— Extracted records —
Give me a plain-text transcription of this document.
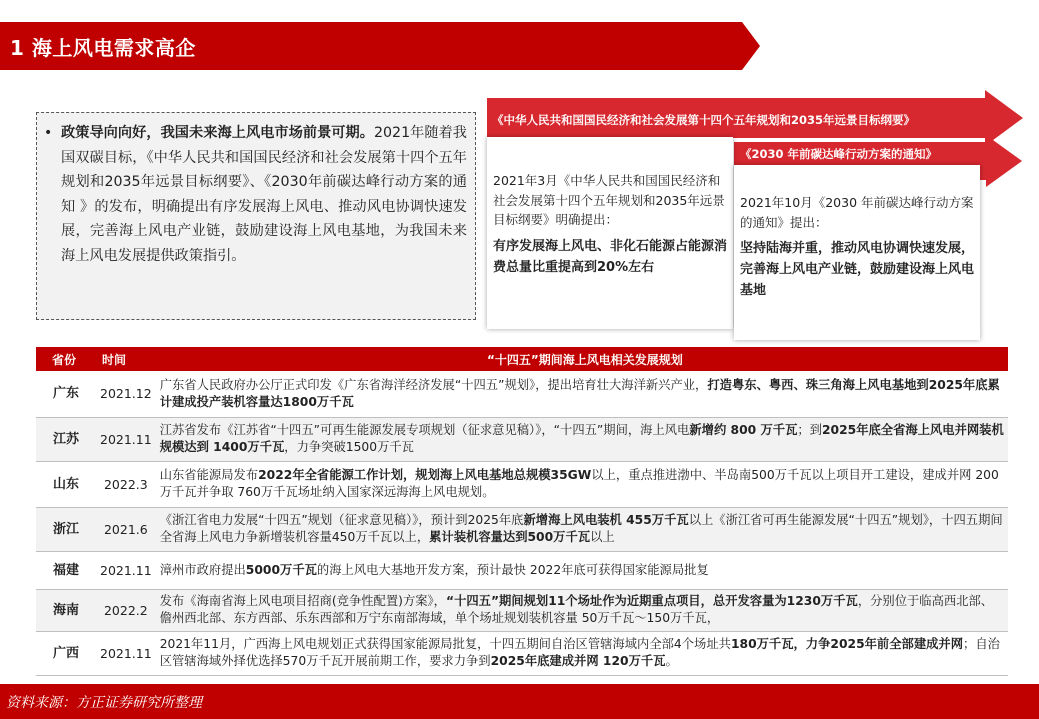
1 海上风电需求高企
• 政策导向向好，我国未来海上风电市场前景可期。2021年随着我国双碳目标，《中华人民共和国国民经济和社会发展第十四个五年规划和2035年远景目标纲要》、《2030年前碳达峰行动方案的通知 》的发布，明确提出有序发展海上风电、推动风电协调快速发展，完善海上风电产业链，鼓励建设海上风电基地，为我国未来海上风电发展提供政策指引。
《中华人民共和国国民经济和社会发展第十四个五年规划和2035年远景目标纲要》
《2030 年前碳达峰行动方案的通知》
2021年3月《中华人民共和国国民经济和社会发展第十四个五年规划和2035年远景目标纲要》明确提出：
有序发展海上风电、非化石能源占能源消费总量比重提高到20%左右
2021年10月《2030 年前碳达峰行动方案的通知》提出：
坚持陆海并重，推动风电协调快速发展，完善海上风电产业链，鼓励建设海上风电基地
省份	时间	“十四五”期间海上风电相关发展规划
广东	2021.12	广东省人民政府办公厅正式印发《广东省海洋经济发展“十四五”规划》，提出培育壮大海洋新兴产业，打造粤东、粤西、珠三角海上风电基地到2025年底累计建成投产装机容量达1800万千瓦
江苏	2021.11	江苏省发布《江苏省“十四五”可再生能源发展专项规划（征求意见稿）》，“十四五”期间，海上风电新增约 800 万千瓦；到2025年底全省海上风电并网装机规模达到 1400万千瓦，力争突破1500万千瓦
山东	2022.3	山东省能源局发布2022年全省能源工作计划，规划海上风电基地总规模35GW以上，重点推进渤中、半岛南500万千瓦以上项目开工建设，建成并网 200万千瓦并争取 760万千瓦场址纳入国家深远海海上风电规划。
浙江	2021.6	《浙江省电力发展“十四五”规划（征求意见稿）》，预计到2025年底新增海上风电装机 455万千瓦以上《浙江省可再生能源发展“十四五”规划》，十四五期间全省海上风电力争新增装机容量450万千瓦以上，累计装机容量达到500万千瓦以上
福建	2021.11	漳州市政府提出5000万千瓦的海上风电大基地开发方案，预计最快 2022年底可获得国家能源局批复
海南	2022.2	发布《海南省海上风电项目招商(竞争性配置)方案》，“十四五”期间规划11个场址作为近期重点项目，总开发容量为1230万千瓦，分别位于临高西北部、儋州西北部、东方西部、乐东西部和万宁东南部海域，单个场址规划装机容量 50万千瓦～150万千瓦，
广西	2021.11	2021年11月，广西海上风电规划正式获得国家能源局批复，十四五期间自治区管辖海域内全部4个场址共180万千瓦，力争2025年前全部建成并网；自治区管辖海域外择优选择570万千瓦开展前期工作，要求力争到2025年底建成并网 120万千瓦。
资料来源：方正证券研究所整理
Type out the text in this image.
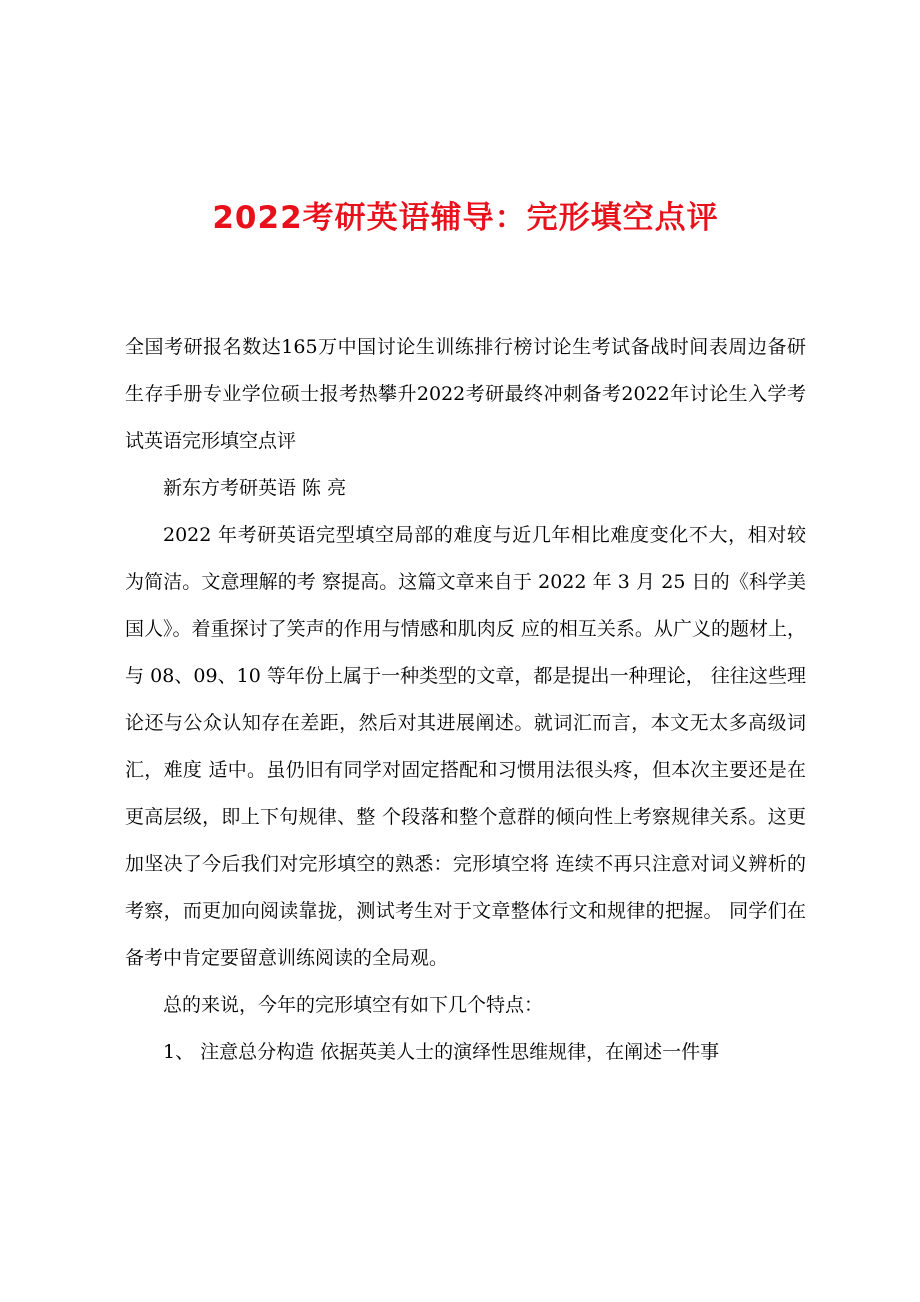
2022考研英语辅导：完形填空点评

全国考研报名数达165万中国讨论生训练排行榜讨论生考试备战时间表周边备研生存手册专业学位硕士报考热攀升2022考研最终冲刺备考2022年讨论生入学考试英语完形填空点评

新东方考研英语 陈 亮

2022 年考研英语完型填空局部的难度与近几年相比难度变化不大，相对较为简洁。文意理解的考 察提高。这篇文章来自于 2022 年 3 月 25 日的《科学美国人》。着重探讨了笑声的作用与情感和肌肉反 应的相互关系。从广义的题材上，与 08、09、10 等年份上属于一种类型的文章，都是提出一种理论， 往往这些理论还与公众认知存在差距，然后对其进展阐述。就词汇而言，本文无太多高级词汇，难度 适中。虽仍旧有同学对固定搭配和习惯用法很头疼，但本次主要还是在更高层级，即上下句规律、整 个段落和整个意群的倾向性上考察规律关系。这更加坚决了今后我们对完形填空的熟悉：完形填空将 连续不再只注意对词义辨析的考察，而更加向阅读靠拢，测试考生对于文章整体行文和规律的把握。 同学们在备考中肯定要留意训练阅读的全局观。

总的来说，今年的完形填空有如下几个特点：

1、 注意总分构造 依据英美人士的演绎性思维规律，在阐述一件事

...

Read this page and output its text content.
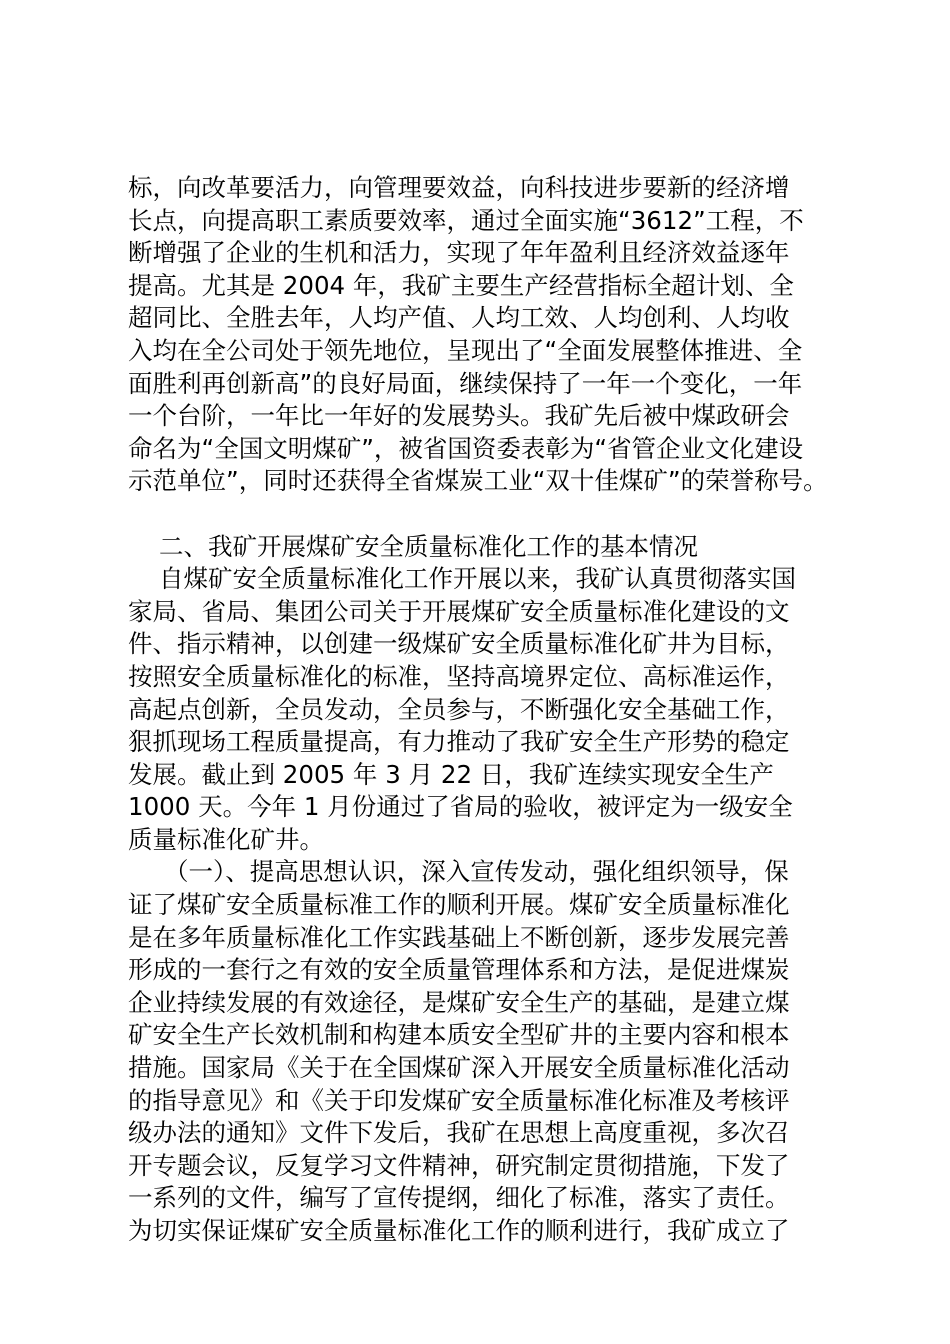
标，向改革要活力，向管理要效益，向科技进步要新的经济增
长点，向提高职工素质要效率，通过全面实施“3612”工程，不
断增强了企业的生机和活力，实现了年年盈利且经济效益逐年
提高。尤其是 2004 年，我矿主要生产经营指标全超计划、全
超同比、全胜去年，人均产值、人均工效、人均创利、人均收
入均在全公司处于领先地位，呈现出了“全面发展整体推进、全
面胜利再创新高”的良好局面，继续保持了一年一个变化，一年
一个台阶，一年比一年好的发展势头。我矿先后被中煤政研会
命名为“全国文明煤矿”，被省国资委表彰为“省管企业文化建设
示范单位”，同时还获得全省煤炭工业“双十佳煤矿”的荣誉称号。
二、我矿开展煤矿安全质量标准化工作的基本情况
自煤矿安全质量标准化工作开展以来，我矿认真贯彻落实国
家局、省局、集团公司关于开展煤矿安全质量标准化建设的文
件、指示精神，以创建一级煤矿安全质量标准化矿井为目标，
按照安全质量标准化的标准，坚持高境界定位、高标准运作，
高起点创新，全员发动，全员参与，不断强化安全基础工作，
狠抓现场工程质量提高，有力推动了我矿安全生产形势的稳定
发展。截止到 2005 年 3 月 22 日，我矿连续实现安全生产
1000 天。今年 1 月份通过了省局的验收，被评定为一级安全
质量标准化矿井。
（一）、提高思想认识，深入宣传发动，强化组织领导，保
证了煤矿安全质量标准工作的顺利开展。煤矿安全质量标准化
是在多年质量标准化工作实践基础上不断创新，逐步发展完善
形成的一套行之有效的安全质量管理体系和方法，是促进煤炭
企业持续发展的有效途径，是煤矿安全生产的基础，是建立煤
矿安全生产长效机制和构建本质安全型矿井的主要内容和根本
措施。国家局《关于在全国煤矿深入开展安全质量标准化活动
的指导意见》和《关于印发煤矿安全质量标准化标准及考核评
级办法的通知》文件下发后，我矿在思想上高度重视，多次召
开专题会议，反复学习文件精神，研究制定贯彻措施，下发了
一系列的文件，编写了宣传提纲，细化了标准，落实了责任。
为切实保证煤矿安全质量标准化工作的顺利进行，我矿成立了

...

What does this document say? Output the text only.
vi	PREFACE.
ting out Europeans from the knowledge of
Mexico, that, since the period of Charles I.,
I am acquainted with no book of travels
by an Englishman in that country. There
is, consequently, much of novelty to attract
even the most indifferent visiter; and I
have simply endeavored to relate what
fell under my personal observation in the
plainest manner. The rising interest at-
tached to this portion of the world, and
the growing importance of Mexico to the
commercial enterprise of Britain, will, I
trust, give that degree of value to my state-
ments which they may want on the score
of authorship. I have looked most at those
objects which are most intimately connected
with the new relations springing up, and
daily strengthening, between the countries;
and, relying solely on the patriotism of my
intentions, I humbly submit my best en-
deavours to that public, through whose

— TASK PROMPT —
Gather all lines where the word "have" appears.

— EXERCISE RESULT —
have simply endeavored to relate what
of authorship. I have looked most at those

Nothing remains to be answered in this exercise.